What you will do — All the entries need to be quoted exactly, apart from the pictures, which you should drop.
####
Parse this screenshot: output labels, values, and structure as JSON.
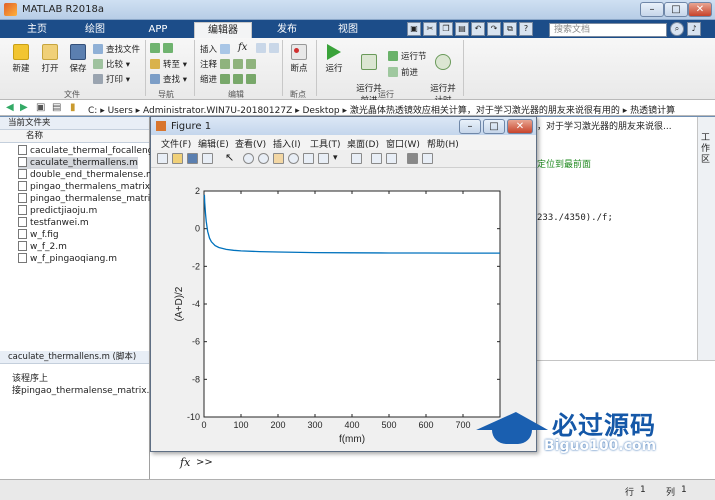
{
  "window": {
    "title": "MATLAB R2018a"
  },
  "tabs": [
    "主页",
    "绘图",
    "APP",
    "编辑器",
    "发布",
    "视图"
  ],
  "search": {
    "placeholder": "搜索文档"
  },
  "ribbon": {
    "file": {
      "new": "新建",
      "open": "打开",
      "save": "保存",
      "find_files": "查找文件",
      "compare": "比较",
      "print": "打印",
      "group": "文件"
    },
    "navigate": {
      "goto": "转至",
      "find": "查找",
      "group": "导航"
    },
    "edit": {
      "insert": "插入",
      "comment": "注释",
      "indent": "缩进",
      "fx": "fx",
      "group": "编辑"
    },
    "breakpoints": {
      "label": "断点",
      "group": "断点"
    },
    "run": {
      "run": "运行",
      "run_advance": "运行并\n前进",
      "run_section": "运行节",
      "advance": "前进",
      "run_time": "运行并\n计时",
      "group": "运行"
    }
  },
  "address": {
    "segments": [
      "C:",
      "Users",
      "Administrator.WIN7U-20180127Z",
      "Desktop",
      "激光晶体热透镜效应相关计算，对于学习激光器的朋友来说很有用的",
      "热透镜计算"
    ]
  },
  "file_panel": {
    "title": "当前文件夹",
    "column": "名称",
    "files": [
      "caculate_thermal_focallength.m",
      "caculate_thermallens.m",
      "double_end_thermalense.m",
      "pingao_thermalens_matrix.m",
      "pingao_thermalense_matrix.asv",
      "predictjiaoju.m",
      "testfanwei.m",
      "w_f.fig",
      "w_f_2.m",
      "w_f_pingaoqiang.m"
    ],
    "selected_index": 1
  },
  "details_panel": {
    "title": "caculate_thermallens.m  (脚本)",
    "lines": [
      "该程序上",
      "接pingao_thermalense_matrix.m主程"
    ]
  },
  "editor": {
    "title_tail": "，对于学习激光器的朋友来说很...",
    "code": [
      {
        "text": "定位到最前面",
        "color": "#228b22"
      },
      {
        "text": "233./4350)./f;",
        "color": "#222222"
      }
    ]
  },
  "command_window": {
    "prompt": ">>"
  },
  "statusbar": {
    "row_label": "行",
    "row": "1",
    "col_label": "列",
    "col": "1"
  },
  "figure": {
    "title": "Figure 1",
    "menu": [
      "文件(F)",
      "编辑(E)",
      "查看(V)",
      "插入(I)",
      "工具(T)",
      "桌面(D)",
      "窗口(W)",
      "帮助(H)"
    ]
  },
  "chart_data": {
    "type": "line",
    "title": "",
    "xlabel": "f(mm)",
    "ylabel": "(A+D)/2",
    "xlim": [
      0,
      800
    ],
    "ylim": [
      -10,
      2
    ],
    "xticks": [
      0,
      100,
      200,
      300,
      400,
      500,
      600,
      700
    ],
    "yticks": [
      2,
      0,
      -2,
      -4,
      -6,
      -8,
      -10
    ],
    "grid": false,
    "series": [
      {
        "color": "#0072bd",
        "x": [
          1,
          2,
          4,
          6,
          8,
          10,
          15,
          20,
          30,
          40,
          60,
          80,
          100,
          150,
          200,
          300,
          400,
          500,
          600,
          700,
          800
        ],
        "y": [
          1.8,
          1.4,
          0.8,
          0.4,
          0.1,
          -0.15,
          -0.5,
          -0.7,
          -0.9,
          -1.0,
          -1.1,
          -1.15,
          -1.18,
          -1.22,
          -1.24,
          -1.27,
          -1.28,
          -1.29,
          -1.29,
          -1.3,
          -1.3
        ]
      }
    ]
  },
  "watermark": {
    "cn": "必过源码",
    "en": "Biguo100.com"
  }
}
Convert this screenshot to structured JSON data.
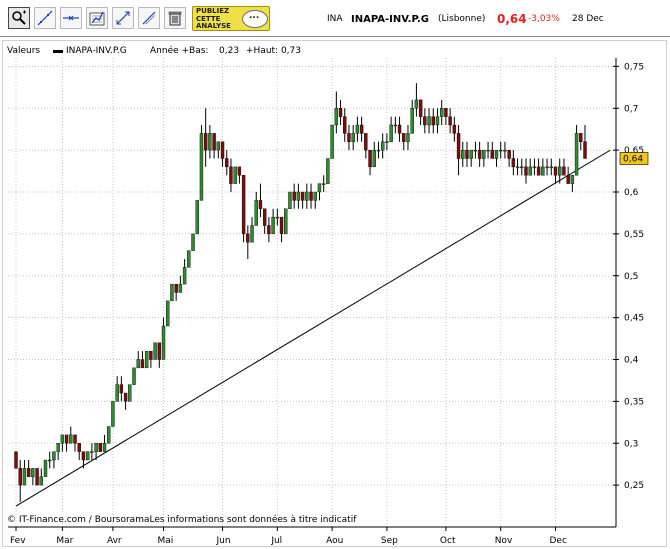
####
Complete response —
Parse this screenshot: output labels, values, and structure as JSON.
{
  "window": {
    "title": "MATLAB R2018a"
  },
  "tabs": [
    "主页",
    "绘图",
    "APP",
    "编辑器",
    "发布",
    "视图"
  ],
  "search": {
    "placeholder": "搜索文档"
  },
  "ribbon": {
    "file": {
      "new": "新建",
      "open": "打开",
      "save": "保存",
      "find_files": "查找文件",
      "compare": "比较",
      "print": "打印",
      "group": "文件"
    },
    "navigate": {
      "goto": "转至",
      "find": "查找",
      "group": "导航"
    },
    "edit": {
      "insert": "插入",
      "comment": "注释",
      "indent": "缩进",
      "fx": "fx",
      "group": "编辑"
    },
    "breakpoints": {
      "label": "断点",
      "group": "断点"
    },
    "run": {
      "run": "运行",
      "run_advance": "运行并\n前进",
      "run_section": "运行节",
      "advance": "前进",
      "run_time": "运行并\n计时",
      "group": "运行"
    }
  },
  "address": {
    "segments": [
      "C:",
      "Users",
      "Administrator.WIN7U-20180127Z",
      "Desktop",
      "激光晶体热透镜效应相关计算，对于学习激光器的朋友来说很有用的",
      "热透镜计算"
    ]
  },
  "file_panel": {
    "title": "当前文件夹",
    "column": "名称",
    "files": [
      "caculate_thermal_focallength.m",
      "caculate_thermallens.m",
      "double_end_thermalense.m",
      "pingao_thermalens_matrix.m",
      "pingao_thermalense_matrix.asv",
      "predictjiaoju.m",
      "testfanwei.m",
      "w_f.fig",
      "w_f_2.m",
      "w_f_pingaoqiang.m"
    ],
    "selected_index": 1
  },
  "details_panel": {
    "title": "caculate_thermallens.m  (脚本)",
    "lines": [
      "该程序上",
      "接pingao_thermalense_matrix.m主程"
    ]
  },
  "editor": {
    "title_tail": "，对于学习激光器的朋友来说很...",
    "code": [
      {
        "text": "定位到最前面",
        "color": "#228b22"
      },
      {
        "text": "233./4350)./f;",
        "color": "#222222"
      }
    ]
  },
  "command_window": {
    "prompt": ">>"
  },
  "statusbar": {
    "row_label": "行",
    "row": "1",
    "col_label": "列",
    "col": "1"
  },
  "figure": {
    "title": "Figure 1",
    "menu": [
      "文件(F)",
      "编辑(E)",
      "查看(V)",
      "插入(I)",
      "工具(T)",
      "桌面(D)",
      "窗口(W)",
      "帮助(H)"
    ]
  },
  "chart_data": {
    "type": "line",
    "title": "",
    "xlabel": "f(mm)",
    "ylabel": "(A+D)/2",
    "xlim": [
      0,
      800
    ],
    "ylim": [
      -10,
      2
    ],
    "xticks": [
      0,
      100,
      200,
      300,
      400,
      500,
      600,
      700
    ],
    "yticks": [
      2,
      0,
      -2,
      -4,
      -6,
      -8,
      -10
    ],
    "grid": false,
    "series": [
      {
        "color": "#0072bd",
        "x": [
          1,
          2,
          4,
          6,
          8,
          10,
          15,
          20,
          30,
          40,
          60,
          80,
          100,
          150,
          200,
          300,
          400,
          500,
          600,
          700,
          800
        ],
        "y": [
          1.8,
          1.4,
          0.8,
          0.4,
          0.1,
          -0.15,
          -0.5,
          -0.7,
          -0.9,
          -1.0,
          -1.1,
          -1.15,
          -1.18,
          -1.22,
          -1.24,
          -1.27,
          -1.28,
          -1.29,
          -1.29,
          -1.3,
          -1.3
        ]
      }
    ]
  },
  "watermark": {
    "cn": "必过源码",
    "en": "Biguo100.com"
  }
}
Convert this screenshot to structured JSON data.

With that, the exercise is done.